-- Requirements --
All of the material below is to be retyped exactly.

-- Information shown --
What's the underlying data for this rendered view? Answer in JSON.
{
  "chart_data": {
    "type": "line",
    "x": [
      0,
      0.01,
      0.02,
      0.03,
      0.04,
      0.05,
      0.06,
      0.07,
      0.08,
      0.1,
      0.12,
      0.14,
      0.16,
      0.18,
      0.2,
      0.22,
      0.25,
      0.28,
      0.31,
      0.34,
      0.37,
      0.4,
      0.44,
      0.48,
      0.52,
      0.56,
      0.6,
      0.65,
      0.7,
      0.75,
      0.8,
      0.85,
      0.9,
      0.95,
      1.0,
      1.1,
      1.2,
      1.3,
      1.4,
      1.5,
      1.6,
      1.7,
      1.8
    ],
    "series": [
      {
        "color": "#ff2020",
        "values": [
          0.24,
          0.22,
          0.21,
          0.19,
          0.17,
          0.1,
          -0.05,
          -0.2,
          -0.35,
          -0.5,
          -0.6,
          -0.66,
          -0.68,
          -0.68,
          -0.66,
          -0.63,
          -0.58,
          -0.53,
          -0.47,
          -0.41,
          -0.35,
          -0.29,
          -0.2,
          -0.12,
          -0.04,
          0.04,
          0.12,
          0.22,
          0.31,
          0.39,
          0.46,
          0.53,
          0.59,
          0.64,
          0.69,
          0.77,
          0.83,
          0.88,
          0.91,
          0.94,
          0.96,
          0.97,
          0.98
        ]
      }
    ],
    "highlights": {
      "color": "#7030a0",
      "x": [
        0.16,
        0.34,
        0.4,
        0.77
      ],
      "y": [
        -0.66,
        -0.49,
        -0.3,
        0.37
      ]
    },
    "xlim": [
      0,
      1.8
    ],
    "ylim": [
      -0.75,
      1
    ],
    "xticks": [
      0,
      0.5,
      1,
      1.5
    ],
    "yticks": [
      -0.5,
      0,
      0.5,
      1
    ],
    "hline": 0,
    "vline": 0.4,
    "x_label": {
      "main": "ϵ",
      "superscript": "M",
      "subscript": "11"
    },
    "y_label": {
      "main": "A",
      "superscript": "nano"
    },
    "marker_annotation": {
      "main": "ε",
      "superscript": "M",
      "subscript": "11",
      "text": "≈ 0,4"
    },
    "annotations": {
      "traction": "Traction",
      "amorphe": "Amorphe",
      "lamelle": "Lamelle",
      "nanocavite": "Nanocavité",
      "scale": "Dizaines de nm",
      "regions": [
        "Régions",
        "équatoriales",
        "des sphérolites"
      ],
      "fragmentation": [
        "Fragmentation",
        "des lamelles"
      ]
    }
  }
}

-- Answer to this exercise --
What's the underlying data for this rendered view? Answer in JSON.
{
  "chart_data": {
    "type": "line",
    "x": [
      0,
      0.01,
      0.02,
      0.03,
      0.04,
      0.05,
      0.06,
      0.07,
      0.08,
      0.1,
      0.12,
      0.14,
      0.16,
      0.18,
      0.2,
      0.22,
      0.25,
      0.28,
      0.31,
      0.34,
      0.37,
      0.4,
      0.44,
      0.48,
      0.52,
      0.56,
      0.6,
      0.65,
      0.7,
      0.75,
      0.8,
      0.85,
      0.9,
      0.95,
      1.0,
      1.1,
      1.2,
      1.3,
      1.4,
      1.5,
      1.6,
      1.7,
      1.8
    ],
    "series": [
      {
        "color": "#ff2020",
        "values": [
          0.24,
          0.22,
          0.21,
          0.19,
          0.17,
          0.1,
          -0.05,
          -0.2,
          -0.35,
          -0.5,
          -0.6,
          -0.66,
          -0.68,
          -0.68,
          -0.66,
          -0.63,
          -0.58,
          -0.53,
          -0.47,
          -0.41,
          -0.35,
          -0.29,
          -0.2,
          -0.12,
          -0.04,
          0.04,
          0.12,
          0.22,
          0.31,
          0.39,
          0.46,
          0.53,
          0.59,
          0.64,
          0.69,
          0.77,
          0.83,
          0.88,
          0.91,
          0.94,
          0.96,
          0.97,
          0.98
        ]
      }
    ],
    "highlights": {
      "color": "#7030a0",
      "x": [
        0.16,
        0.34,
        0.4,
        0.77
      ],
      "y": [
        -0.66,
        -0.49,
        -0.3,
        0.37
      ]
    },
    "xlim": [
      0,
      1.8
    ],
    "ylim": [
      -0.75,
      1
    ],
    "xticks": [
      0,
      0.5,
      1,
      1.5
    ],
    "yticks": [
      -0.5,
      0,
      0.5,
      1
    ],
    "hline": 0,
    "vline": 0.4,
    "x_label": {
      "main": "ϵ",
      "superscript": "M",
      "subscript": "11"
    },
    "y_label": {
      "main": "A",
      "superscript": "nano"
    },
    "marker_annotation": {
      "main": "ε",
      "superscript": "M",
      "subscript": "11",
      "text": "≈ 0,4"
    },
    "annotations": {
      "traction": "Traction",
      "amorphe": "Amorphe",
      "lamelle": "Lamelle",
      "nanocavite": "Nanocavité",
      "scale": "Dizaines de nm",
      "regions": [
        "Régions",
        "équatoriales",
        "des sphérolites"
      ],
      "fragmentation": [
        "Fragmentation",
        "des lamelles"
      ]
    }
  }
}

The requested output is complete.